* _Task directions_
Repeat every line below exactly as it reads.

━━ Stored data

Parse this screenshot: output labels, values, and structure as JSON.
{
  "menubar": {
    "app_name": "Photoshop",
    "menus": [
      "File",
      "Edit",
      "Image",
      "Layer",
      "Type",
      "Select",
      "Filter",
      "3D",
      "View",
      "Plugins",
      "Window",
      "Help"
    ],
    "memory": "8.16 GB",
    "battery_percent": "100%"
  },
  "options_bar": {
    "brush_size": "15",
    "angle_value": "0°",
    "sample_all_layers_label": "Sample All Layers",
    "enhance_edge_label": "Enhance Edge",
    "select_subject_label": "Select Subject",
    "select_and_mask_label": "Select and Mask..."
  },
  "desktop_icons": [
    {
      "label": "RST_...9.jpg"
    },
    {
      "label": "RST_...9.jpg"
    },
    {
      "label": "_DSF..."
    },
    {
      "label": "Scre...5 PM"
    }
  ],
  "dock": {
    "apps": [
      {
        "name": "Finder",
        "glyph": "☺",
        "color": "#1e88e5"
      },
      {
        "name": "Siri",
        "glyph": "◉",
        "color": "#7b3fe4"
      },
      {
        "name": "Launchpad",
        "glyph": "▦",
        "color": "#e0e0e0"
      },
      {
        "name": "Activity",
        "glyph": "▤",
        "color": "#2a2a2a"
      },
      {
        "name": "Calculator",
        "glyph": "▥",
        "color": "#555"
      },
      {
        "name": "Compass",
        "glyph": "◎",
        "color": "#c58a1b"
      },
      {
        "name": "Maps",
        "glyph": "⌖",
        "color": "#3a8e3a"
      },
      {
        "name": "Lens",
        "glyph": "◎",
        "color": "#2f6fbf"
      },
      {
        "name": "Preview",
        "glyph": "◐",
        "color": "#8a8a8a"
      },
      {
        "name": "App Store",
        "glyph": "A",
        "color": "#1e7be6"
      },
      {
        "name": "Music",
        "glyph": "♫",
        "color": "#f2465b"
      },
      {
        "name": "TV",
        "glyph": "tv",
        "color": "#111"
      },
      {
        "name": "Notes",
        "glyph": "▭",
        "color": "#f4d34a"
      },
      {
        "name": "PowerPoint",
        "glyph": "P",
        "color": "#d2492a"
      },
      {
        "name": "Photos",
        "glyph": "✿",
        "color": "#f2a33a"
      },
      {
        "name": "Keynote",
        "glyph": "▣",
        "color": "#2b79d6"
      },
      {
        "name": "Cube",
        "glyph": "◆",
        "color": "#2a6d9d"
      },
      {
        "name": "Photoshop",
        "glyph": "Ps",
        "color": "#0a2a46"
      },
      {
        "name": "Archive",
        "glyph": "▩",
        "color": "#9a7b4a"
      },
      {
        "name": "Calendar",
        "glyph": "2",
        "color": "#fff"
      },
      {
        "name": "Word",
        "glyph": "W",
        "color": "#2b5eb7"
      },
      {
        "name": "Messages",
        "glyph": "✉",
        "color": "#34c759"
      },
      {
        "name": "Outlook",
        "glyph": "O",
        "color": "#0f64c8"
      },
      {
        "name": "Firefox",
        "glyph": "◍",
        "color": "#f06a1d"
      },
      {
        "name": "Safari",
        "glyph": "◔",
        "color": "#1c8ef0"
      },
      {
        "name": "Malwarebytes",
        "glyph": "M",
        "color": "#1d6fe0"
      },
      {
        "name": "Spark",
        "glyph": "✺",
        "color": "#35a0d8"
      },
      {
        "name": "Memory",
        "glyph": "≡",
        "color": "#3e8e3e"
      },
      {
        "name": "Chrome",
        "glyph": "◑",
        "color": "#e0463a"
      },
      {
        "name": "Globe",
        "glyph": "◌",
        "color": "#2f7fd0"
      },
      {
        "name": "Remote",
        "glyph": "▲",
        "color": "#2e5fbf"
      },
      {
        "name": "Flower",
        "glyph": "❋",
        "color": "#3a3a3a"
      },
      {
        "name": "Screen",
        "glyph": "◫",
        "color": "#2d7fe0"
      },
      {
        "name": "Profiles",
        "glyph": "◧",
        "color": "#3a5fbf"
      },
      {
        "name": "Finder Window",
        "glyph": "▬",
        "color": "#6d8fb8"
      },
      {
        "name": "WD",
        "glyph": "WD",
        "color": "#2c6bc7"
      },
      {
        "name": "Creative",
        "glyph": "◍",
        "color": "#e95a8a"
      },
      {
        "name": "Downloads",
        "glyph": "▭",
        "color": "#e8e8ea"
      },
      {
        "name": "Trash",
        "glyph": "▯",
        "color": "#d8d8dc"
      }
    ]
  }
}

━━━━

* _Problem solution_
Parse this screenshot: output labels, values, and structure as JSON.
{
  "menubar": {
    "app_name": "Photoshop",
    "menus": [
      "File",
      "Edit",
      "Image",
      "Layer",
      "Type",
      "Select",
      "Filter",
      "3D",
      "View",
      "Plugins",
      "Window",
      "Help"
    ],
    "memory": "8.16 GB",
    "battery_percent": "100%"
  },
  "options_bar": {
    "brush_size": "15",
    "angle_value": "0°",
    "sample_all_layers_label": "Sample All Layers",
    "enhance_edge_label": "Enhance Edge",
    "select_subject_label": "Select Subject",
    "select_and_mask_label": "Select and Mask..."
  },
  "desktop_icons": [
    {
      "label": "RST_...9.jpg"
    },
    {
      "label": "RST_...9.jpg"
    },
    {
      "label": "_DSF..."
    },
    {
      "label": "Scre...5 PM"
    }
  ],
  "dock": {
    "apps": [
      {
        "name": "Finder",
        "glyph": "☺",
        "color": "#1e88e5"
      },
      {
        "name": "Siri",
        "glyph": "◉",
        "color": "#7b3fe4"
      },
      {
        "name": "Launchpad",
        "glyph": "▦",
        "color": "#e0e0e0"
      },
      {
        "name": "Activity",
        "glyph": "▤",
        "color": "#2a2a2a"
      },
      {
        "name": "Calculator",
        "glyph": "▥",
        "color": "#555"
      },
      {
        "name": "Compass",
        "glyph": "◎",
        "color": "#c58a1b"
      },
      {
        "name": "Maps",
        "glyph": "⌖",
        "color": "#3a8e3a"
      },
      {
        "name": "Lens",
        "glyph": "◎",
        "color": "#2f6fbf"
      },
      {
        "name": "Preview",
        "glyph": "◐",
        "color": "#8a8a8a"
      },
      {
        "name": "App Store",
        "glyph": "A",
        "color": "#1e7be6"
      },
      {
        "name": "Music",
        "glyph": "♫",
        "color": "#f2465b"
      },
      {
        "name": "TV",
        "glyph": "tv",
        "color": "#111"
      },
      {
        "name": "Notes",
        "glyph": "▭",
        "color": "#f4d34a"
      },
      {
        "name": "PowerPoint",
        "glyph": "P",
        "color": "#d2492a"
      },
      {
        "name": "Photos",
        "glyph": "✿",
        "color": "#f2a33a"
      },
      {
        "name": "Keynote",
        "glyph": "▣",
        "color": "#2b79d6"
      },
      {
        "name": "Cube",
        "glyph": "◆",
        "color": "#2a6d9d"
      },
      {
        "name": "Photoshop",
        "glyph": "Ps",
        "color": "#0a2a46"
      },
      {
        "name": "Archive",
        "glyph": "▩",
        "color": "#9a7b4a"
      },
      {
        "name": "Calendar",
        "glyph": "2",
        "color": "#fff"
      },
      {
        "name": "Word",
        "glyph": "W",
        "color": "#2b5eb7"
      },
      {
        "name": "Messages",
        "glyph": "✉",
        "color": "#34c759"
      },
      {
        "name": "Outlook",
        "glyph": "O",
        "color": "#0f64c8"
      },
      {
        "name": "Firefox",
        "glyph": "◍",
        "color": "#f06a1d"
      },
      {
        "name": "Safari",
        "glyph": "◔",
        "color": "#1c8ef0"
      },
      {
        "name": "Malwarebytes",
        "glyph": "M",
        "color": "#1d6fe0"
      },
      {
        "name": "Spark",
        "glyph": "✺",
        "color": "#35a0d8"
      },
      {
        "name": "Memory",
        "glyph": "≡",
        "color": "#3e8e3e"
      },
      {
        "name": "Chrome",
        "glyph": "◑",
        "color": "#e0463a"
      },
      {
        "name": "Globe",
        "glyph": "◌",
        "color": "#2f7fd0"
      },
      {
        "name": "Remote",
        "glyph": "▲",
        "color": "#2e5fbf"
      },
      {
        "name": "Flower",
        "glyph": "❋",
        "color": "#3a3a3a"
      },
      {
        "name": "Screen",
        "glyph": "◫",
        "color": "#2d7fe0"
      },
      {
        "name": "Profiles",
        "glyph": "◧",
        "color": "#3a5fbf"
      },
      {
        "name": "Finder Window",
        "glyph": "▬",
        "color": "#6d8fb8"
      },
      {
        "name": "WD",
        "glyph": "WD",
        "color": "#2c6bc7"
      },
      {
        "name": "Creative",
        "glyph": "◍",
        "color": "#e95a8a"
      },
      {
        "name": "Downloads",
        "glyph": "▭",
        "color": "#e8e8ea"
      },
      {
        "name": "Trash",
        "glyph": "▯",
        "color": "#d8d8dc"
      }
    ]
  }
}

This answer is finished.